- PASSAGE:
..............................

The white nursery. Why not?

Forget pink, forget blue. Let’s look closely at neutral nursery styling. Specifically, the white nursery interior design.

To me, the white nursery is the simplest choice. Maybe it’s not that popular because it looks not too practical. White walls (the right wight – read below) are the simplest to paint. Contemporary paints are now stain-resistant and easy to clean. But, yes, I get it – it could be a constant pain with cleaning.

With the neutral background, you can style it with literally whatever you have left from previous house decorations. Oak furniture you can use for storage? Yes, please, see some examples below. Black and white scheme, Scandi type that is so simple and popular. Pop of colour or simple colour accent.

Pros and cons of the white nursery

For a start, why don’t we look into the pros and cons of the white nursery space? White paint for a nursery you say? Why not?

The advantage of the white colour scheme

  • ideal neutral colour for parents who keeps their baby’s gender a surprise
  • amazing backdrop for colourful toys, decoration, rugs and wall posters
  • white colour adds a feeling of bigger space to a room
  • white nursery looks fresh (and sometimes crispy)
  • white paint lights up the walls and creates a bright space

The disadvantage of the white colour scheme

  • white nursery space may look bland and boring. Or even clinical.

..............................

- SOURCE INFORMATION:
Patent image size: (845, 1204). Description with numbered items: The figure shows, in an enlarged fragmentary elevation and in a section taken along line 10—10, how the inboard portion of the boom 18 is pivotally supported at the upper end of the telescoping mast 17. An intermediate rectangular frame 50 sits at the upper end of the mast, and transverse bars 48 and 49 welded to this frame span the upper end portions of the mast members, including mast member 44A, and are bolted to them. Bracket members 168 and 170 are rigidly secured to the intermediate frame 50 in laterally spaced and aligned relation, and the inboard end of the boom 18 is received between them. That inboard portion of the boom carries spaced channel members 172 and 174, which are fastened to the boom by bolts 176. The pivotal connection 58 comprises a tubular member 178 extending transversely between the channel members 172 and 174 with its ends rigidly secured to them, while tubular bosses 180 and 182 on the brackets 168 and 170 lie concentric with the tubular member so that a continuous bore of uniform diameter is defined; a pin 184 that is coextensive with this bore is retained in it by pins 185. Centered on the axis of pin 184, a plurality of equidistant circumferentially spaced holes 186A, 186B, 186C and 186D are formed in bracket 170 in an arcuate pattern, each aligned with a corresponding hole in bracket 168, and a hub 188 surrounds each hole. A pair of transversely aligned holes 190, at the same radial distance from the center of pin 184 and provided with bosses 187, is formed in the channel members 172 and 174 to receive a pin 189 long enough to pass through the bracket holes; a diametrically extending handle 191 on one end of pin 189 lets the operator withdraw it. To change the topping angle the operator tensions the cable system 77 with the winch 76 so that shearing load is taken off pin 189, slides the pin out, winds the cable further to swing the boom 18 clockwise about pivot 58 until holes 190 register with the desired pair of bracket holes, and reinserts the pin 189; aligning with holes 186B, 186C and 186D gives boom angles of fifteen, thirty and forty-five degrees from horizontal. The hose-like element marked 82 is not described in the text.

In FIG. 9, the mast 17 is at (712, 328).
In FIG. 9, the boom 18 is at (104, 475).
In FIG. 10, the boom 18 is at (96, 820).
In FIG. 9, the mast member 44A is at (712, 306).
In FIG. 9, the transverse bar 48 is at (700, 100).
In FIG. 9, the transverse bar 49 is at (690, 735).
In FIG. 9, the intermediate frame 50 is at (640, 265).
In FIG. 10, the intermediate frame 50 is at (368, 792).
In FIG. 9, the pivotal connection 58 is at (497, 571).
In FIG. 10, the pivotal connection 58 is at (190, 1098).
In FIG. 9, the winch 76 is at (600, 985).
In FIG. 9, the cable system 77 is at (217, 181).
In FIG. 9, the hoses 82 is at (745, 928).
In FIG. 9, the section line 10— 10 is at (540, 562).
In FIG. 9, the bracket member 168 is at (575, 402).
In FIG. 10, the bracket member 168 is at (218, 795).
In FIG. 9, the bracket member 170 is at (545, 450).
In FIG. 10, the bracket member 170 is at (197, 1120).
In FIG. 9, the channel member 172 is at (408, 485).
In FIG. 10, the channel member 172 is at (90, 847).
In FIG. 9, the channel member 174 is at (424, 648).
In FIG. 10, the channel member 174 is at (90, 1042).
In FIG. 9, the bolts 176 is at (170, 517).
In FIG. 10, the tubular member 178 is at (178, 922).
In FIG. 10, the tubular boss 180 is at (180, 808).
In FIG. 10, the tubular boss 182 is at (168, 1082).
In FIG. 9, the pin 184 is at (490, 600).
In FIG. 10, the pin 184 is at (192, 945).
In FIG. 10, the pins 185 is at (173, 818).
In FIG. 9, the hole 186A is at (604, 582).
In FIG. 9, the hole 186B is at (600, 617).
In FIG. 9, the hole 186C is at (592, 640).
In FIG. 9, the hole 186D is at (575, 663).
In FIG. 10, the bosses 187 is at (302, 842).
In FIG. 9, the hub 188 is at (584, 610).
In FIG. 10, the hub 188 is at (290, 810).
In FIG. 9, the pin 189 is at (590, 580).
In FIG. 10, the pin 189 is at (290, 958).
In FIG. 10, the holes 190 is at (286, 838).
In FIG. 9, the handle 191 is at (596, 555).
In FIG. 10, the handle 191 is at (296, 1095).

..............................

- EXERCISES TO COMPLETE:
1. According to the passage on white nurseries, what feeling does white color add to a room?
2. For each statement, say whether it agrees with the passage on white nurseries: (a) Contemporary paints are stain-resistant and easy to clean. (b) One disadvantage given is that a white nursery may look clinical. (c) The white nursery is described as the most popular choice.
Answer from the passage on white nurseries alone, not from the listing.

- YOUR WRITTEN ANSWERS:
1. A feeling of bigger space.

2.
(a) Yes: "Contemporary paints are now stain-resistant and easy to clean."
(b) Yes: "white nursery space may look bland and boring. Or even clinical."
(c) No: "Maybe it’s not that popular because it looks not too practical."